§ **Set task**:
Quote, verbatim, all material below, without pictures.

§ **Provided data**:
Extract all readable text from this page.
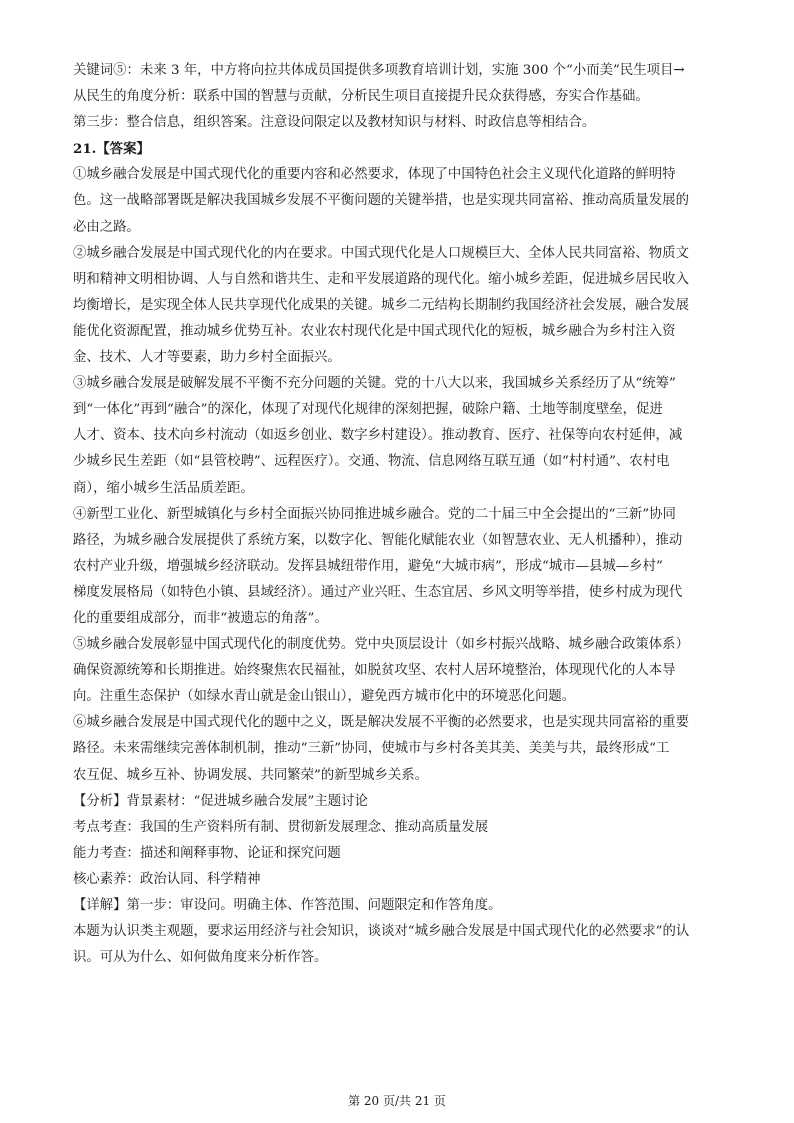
关键词⑤：未来 3 年，中方将向拉共体成员国提供多项教育培训计划，实施 300 个“小而美”民生项目→
从民生的角度分析：联系中国的智慧与贡献，分析民生项目直接提升民众获得感，夯实合作基础。
第三步：整合信息，组织答案。注意设问限定以及教材知识与材料、时政信息等相结合。
21.【答案】
①城乡融合发展是中国式现代化的重要内容和必然要求，体现了中国特色社会主义现代化道路的鲜明特
色。这一战略部署既是解决我国城乡发展不平衡问题的关键举措，也是实现共同富裕、推动高质量发展的
必由之路。
②城乡融合发展是中国式现代化的内在要求。中国式现代化是人口规模巨大、全体人民共同富裕、物质文
明和精神文明相协调、人与自然和谐共生、走和平发展道路的现代化。缩小城乡差距，促进城乡居民收入
均衡增长，是实现全体人民共享现代化成果的关键。城乡二元结构长期制约我国经济社会发展，融合发展
能优化资源配置，推动城乡优势互补。农业农村现代化是中国式现代化的短板，城乡融合为乡村注入资
金、技术、人才等要素，助力乡村全面振兴。
③城乡融合发展是破解发展不平衡不充分问题的关键。党的十八大以来，我国城乡关系经历了从“统筹”
到“一体化”再到“融合”的深化，体现了对现代化规律的深刻把握，破除户籍、土地等制度壁垒，促进
人才、资本、技术向乡村流动（如返乡创业、数字乡村建设）。推动教育、医疗、社保等向农村延伸，减
少城乡民生差距（如“县管校聘”、远程医疗）。交通、物流、信息网络互联互通（如“村村通”、农村电
商），缩小城乡生活品质差距。
④新型工业化、新型城镇化与乡村全面振兴协同推进城乡融合。党的二十届三中全会提出的“三新”协同
路径，为城乡融合发展提供了系统方案，以数字化、智能化赋能农业（如智慧农业、无人机播种），推动
农村产业升级，增强城乡经济联动。发挥县城纽带作用，避免“大城市病”，形成“城市—县城—乡村”
梯度发展格局（如特色小镇、县域经济）。通过产业兴旺、生态宜居、乡风文明等举措，使乡村成为现代
化的重要组成部分，而非“被遗忘的角落”。
⑤城乡融合发展彰显中国式现代化的制度优势。党中央顶层设计（如乡村振兴战略、城乡融合政策体系）
确保资源统筹和长期推进。始终聚焦农民福祉，如脱贫攻坚、农村人居环境整治，体现现代化的人本导
向。注重生态保护（如绿水青山就是金山银山），避免西方城市化中的环境恶化问题。
⑥城乡融合发展是中国式现代化的题中之义，既是解决发展不平衡的必然要求，也是实现共同富裕的重要
路径。未来需继续完善体制机制，推动“三新”协同，使城市与乡村各美其美、美美与共，最终形成“工
农互促、城乡互补、协调发展、共同繁荣”的新型城乡关系。
【分析】背景素材：“促进城乡融合发展”主题讨论
考点考查：我国的生产资料所有制、贯彻新发展理念、推动高质量发展
能力考查：描述和阐释事物、论证和探究问题
核心素养：政治认同、科学精神
【详解】第一步：审设问。明确主体、作答范围、问题限定和作答角度。
本题为认识类主观题，要求运用经济与社会知识，谈谈对“城乡融合发展是中国式现代化的必然要求”的认
识。可从为什么、如何做角度来分析作答。
第 20 页/共 21 页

§ **Solution to this exercise**:
Extract all readable text from this page.
关键词⑤：未来 3 年，中方将向拉共体成员国提供多项教育培训计划，实施 300 个“小而美”民生项目→
从民生的角度分析：联系中国的智慧与贡献，分析民生项目直接提升民众获得感，夯实合作基础。
第三步：整合信息，组织答案。注意设问限定以及教材知识与材料、时政信息等相结合。
21.【答案】
①城乡融合发展是中国式现代化的重要内容和必然要求，体现了中国特色社会主义现代化道路的鲜明特
色。这一战略部署既是解决我国城乡发展不平衡问题的关键举措，也是实现共同富裕、推动高质量发展的
必由之路。
②城乡融合发展是中国式现代化的内在要求。中国式现代化是人口规模巨大、全体人民共同富裕、物质文
明和精神文明相协调、人与自然和谐共生、走和平发展道路的现代化。缩小城乡差距，促进城乡居民收入
均衡增长，是实现全体人民共享现代化成果的关键。城乡二元结构长期制约我国经济社会发展，融合发展
能优化资源配置，推动城乡优势互补。农业农村现代化是中国式现代化的短板，城乡融合为乡村注入资
金、技术、人才等要素，助力乡村全面振兴。
③城乡融合发展是破解发展不平衡不充分问题的关键。党的十八大以来，我国城乡关系经历了从“统筹”
到“一体化”再到“融合”的深化，体现了对现代化规律的深刻把握，破除户籍、土地等制度壁垒，促进
人才、资本、技术向乡村流动（如返乡创业、数字乡村建设）。推动教育、医疗、社保等向农村延伸，减
少城乡民生差距（如“县管校聘”、远程医疗）。交通、物流、信息网络互联互通（如“村村通”、农村电
商），缩小城乡生活品质差距。
④新型工业化、新型城镇化与乡村全面振兴协同推进城乡融合。党的二十届三中全会提出的“三新”协同
路径，为城乡融合发展提供了系统方案，以数字化、智能化赋能农业（如智慧农业、无人机播种），推动
农村产业升级，增强城乡经济联动。发挥县城纽带作用，避免“大城市病”，形成“城市—县城—乡村”
梯度发展格局（如特色小镇、县域经济）。通过产业兴旺、生态宜居、乡风文明等举措，使乡村成为现代
化的重要组成部分，而非“被遗忘的角落”。
⑤城乡融合发展彰显中国式现代化的制度优势。党中央顶层设计（如乡村振兴战略、城乡融合政策体系）
确保资源统筹和长期推进。始终聚焦农民福祉，如脱贫攻坚、农村人居环境整治，体现现代化的人本导
向。注重生态保护（如绿水青山就是金山银山），避免西方城市化中的环境恶化问题。
⑥城乡融合发展是中国式现代化的题中之义，既是解决发展不平衡的必然要求，也是实现共同富裕的重要
路径。未来需继续完善体制机制，推动“三新”协同，使城市与乡村各美其美、美美与共，最终形成“工
农互促、城乡互补、协调发展、共同繁荣”的新型城乡关系。
【分析】背景素材：“促进城乡融合发展”主题讨论
考点考查：我国的生产资料所有制、贯彻新发展理念、推动高质量发展
能力考查：描述和阐释事物、论证和探究问题
核心素养：政治认同、科学精神
【详解】第一步：审设问。明确主体、作答范围、问题限定和作答角度。
本题为认识类主观题，要求运用经济与社会知识，谈谈对“城乡融合发展是中国式现代化的必然要求”的认
识。可从为什么、如何做角度来分析作答。
第 20 页/共 21 页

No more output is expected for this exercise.